[Records from a data collection]
**********

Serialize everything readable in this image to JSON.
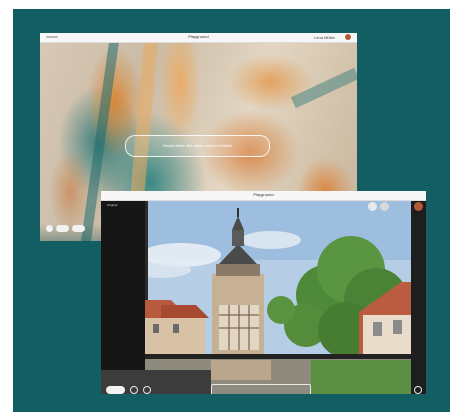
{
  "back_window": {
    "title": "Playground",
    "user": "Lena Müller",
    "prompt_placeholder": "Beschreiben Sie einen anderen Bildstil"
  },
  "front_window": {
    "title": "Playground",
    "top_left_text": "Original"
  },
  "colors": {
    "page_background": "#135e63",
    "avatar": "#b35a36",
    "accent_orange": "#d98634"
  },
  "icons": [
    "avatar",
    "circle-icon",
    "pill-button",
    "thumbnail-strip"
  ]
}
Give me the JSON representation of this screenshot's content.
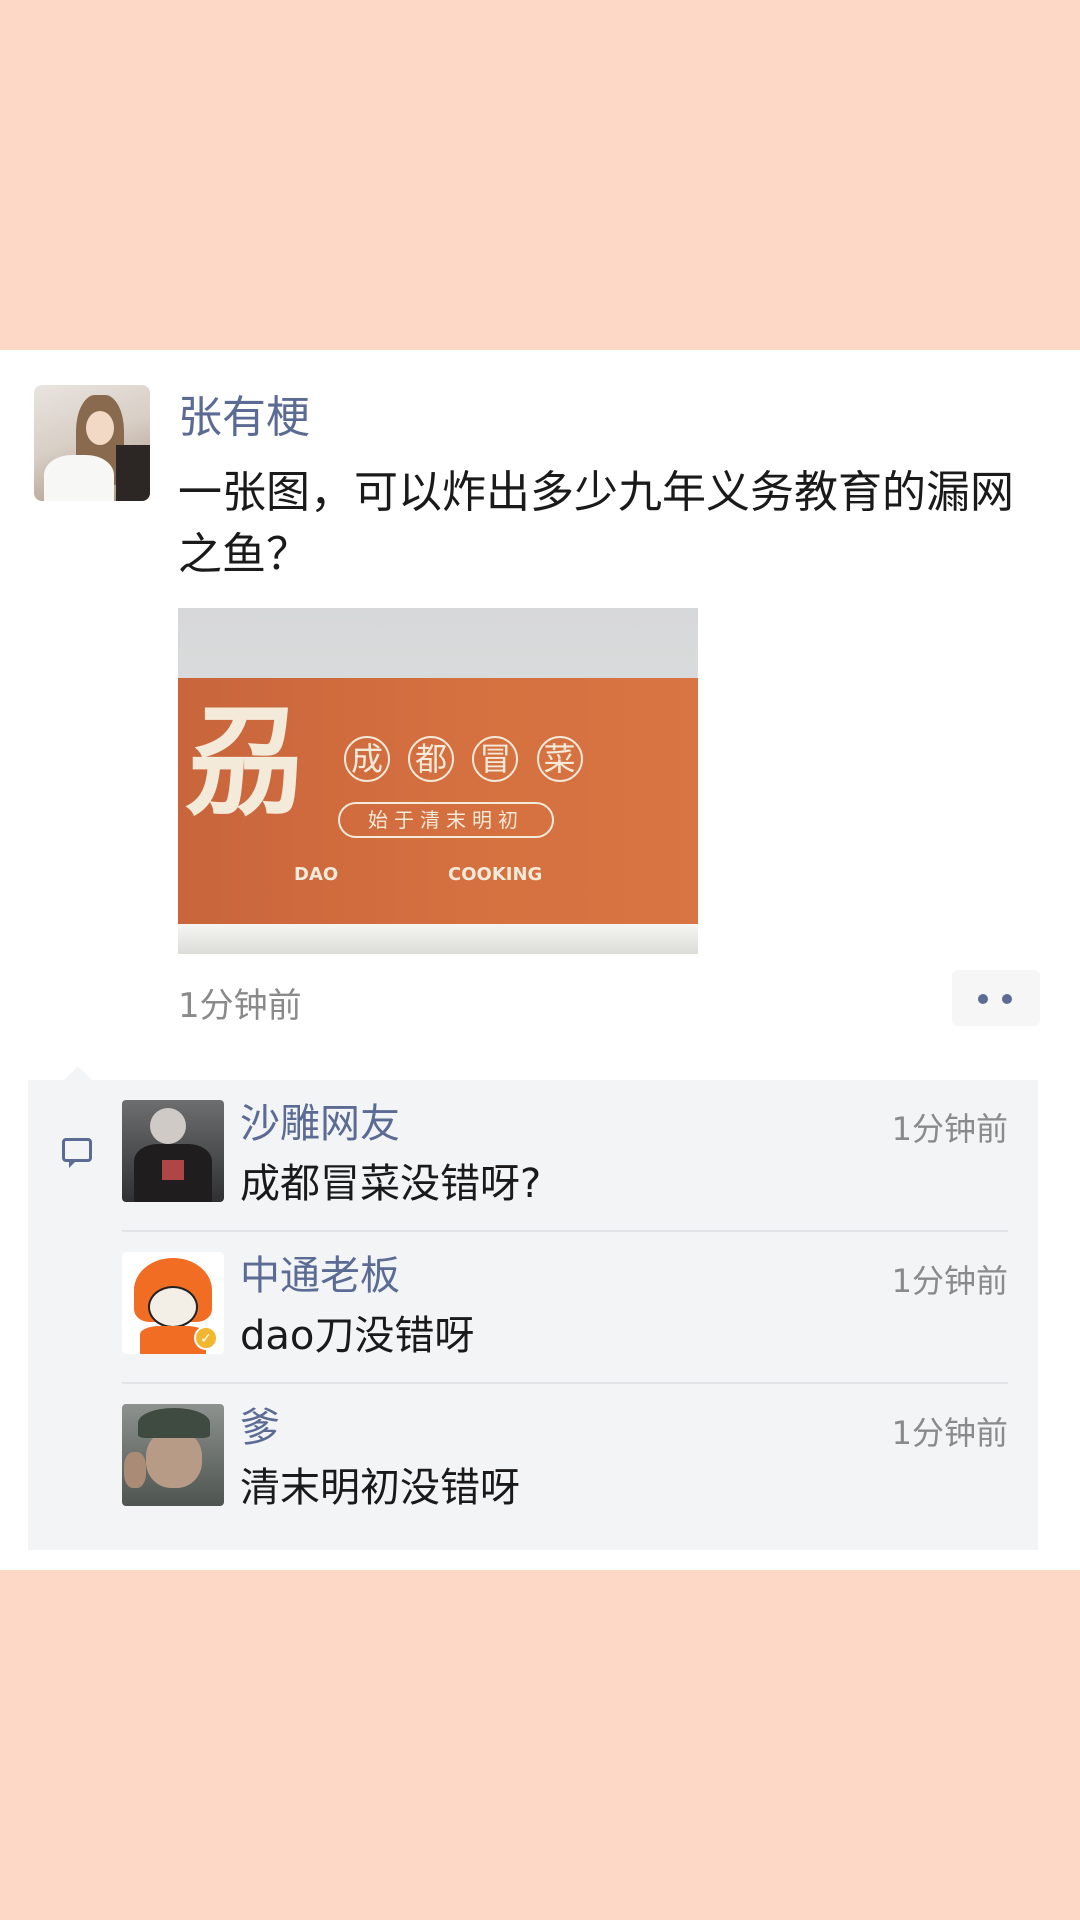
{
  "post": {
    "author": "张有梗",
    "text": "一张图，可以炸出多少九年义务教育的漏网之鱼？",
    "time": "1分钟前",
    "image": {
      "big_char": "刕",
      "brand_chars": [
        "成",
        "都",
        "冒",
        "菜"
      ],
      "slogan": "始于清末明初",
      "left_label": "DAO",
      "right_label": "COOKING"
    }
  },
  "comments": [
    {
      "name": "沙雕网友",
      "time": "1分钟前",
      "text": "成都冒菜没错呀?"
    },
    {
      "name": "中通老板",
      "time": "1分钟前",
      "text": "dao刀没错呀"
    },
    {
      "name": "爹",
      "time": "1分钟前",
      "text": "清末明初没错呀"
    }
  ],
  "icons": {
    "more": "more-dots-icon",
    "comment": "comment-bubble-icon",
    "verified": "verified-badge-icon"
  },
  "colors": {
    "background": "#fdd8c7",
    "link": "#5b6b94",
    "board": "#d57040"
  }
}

**********

▶ [WHAT IS BEING ASKED]:
Omit the images and transcribe all of the records above word for word.

▶ [WRITTEN RESPONSE]:
Serialize everything readable in this image to JSON.
{
  "back_window": {
    "title": "Playground",
    "user": "Lena Müller",
    "prompt_placeholder": "Beschreiben Sie einen anderen Bildstil"
  },
  "front_window": {
    "title": "Playground",
    "top_left_text": "Original"
  },
  "colors": {
    "page_background": "#135e63",
    "avatar": "#b35a36",
    "accent_orange": "#d98634"
  },
  "icons": [
    "avatar",
    "circle-icon",
    "pill-button",
    "thumbnail-strip"
  ]
}
Give me the JSON representation of this screenshot's content.
{
  "post": {
    "author": "张有梗",
    "text": "一张图，可以炸出多少九年义务教育的漏网之鱼？",
    "time": "1分钟前",
    "image": {
      "big_char": "刕",
      "brand_chars": [
        "成",
        "都",
        "冒",
        "菜"
      ],
      "slogan": "始于清末明初",
      "left_label": "DAO",
      "right_label": "COOKING"
    }
  },
  "comments": [
    {
      "name": "沙雕网友",
      "time": "1分钟前",
      "text": "成都冒菜没错呀?"
    },
    {
      "name": "中通老板",
      "time": "1分钟前",
      "text": "dao刀没错呀"
    },
    {
      "name": "爹",
      "time": "1分钟前",
      "text": "清末明初没错呀"
    }
  ],
  "icons": {
    "more": "more-dots-icon",
    "comment": "comment-bubble-icon",
    "verified": "verified-badge-icon"
  },
  "colors": {
    "background": "#fdd8c7",
    "link": "#5b6b94",
    "board": "#d57040"
  }
}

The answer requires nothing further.